Say how many lines hold the string "this", and nothing more.

----------

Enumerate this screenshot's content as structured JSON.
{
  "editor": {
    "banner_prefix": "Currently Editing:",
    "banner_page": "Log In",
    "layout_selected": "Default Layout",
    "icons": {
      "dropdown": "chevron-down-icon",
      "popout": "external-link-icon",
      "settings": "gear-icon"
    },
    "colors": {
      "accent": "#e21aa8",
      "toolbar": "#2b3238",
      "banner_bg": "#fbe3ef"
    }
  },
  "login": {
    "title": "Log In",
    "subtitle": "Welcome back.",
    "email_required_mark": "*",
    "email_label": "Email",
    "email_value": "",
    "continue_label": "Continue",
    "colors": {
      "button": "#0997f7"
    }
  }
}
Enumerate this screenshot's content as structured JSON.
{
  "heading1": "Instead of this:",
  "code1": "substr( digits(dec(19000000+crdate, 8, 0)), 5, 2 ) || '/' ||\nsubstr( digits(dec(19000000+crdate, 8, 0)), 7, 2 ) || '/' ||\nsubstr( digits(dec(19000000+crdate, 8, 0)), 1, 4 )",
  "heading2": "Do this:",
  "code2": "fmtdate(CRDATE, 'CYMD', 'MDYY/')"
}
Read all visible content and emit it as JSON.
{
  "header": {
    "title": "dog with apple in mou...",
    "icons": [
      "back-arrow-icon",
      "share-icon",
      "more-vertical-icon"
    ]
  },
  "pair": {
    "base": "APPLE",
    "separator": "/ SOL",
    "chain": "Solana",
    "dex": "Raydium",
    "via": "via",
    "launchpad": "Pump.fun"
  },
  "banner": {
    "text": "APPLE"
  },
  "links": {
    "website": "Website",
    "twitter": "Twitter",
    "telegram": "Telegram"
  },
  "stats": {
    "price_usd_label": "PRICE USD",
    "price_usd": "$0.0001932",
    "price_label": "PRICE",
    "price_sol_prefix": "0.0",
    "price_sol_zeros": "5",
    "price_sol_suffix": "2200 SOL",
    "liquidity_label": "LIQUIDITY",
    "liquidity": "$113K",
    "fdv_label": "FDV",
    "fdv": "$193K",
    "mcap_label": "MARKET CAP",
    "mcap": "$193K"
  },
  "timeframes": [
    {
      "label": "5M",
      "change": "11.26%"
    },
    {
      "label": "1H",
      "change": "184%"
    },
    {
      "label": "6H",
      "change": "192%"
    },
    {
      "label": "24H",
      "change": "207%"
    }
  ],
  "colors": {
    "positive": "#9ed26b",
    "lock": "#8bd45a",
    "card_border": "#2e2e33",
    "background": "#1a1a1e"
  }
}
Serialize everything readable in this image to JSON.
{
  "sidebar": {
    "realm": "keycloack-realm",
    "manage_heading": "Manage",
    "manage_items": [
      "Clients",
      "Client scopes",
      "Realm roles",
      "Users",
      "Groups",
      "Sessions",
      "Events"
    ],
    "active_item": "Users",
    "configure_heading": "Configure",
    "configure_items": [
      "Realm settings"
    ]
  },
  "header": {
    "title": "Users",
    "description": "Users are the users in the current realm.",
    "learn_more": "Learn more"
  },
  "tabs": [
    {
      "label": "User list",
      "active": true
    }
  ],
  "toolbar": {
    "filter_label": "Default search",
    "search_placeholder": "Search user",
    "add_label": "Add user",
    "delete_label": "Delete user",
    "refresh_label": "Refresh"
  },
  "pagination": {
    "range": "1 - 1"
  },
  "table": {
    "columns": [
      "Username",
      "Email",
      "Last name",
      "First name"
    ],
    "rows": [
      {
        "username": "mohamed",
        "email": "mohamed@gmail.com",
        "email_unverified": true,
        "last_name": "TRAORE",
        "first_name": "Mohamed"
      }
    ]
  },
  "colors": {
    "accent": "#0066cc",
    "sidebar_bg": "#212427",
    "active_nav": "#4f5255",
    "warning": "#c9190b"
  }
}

----------

▶ _Written answer_
5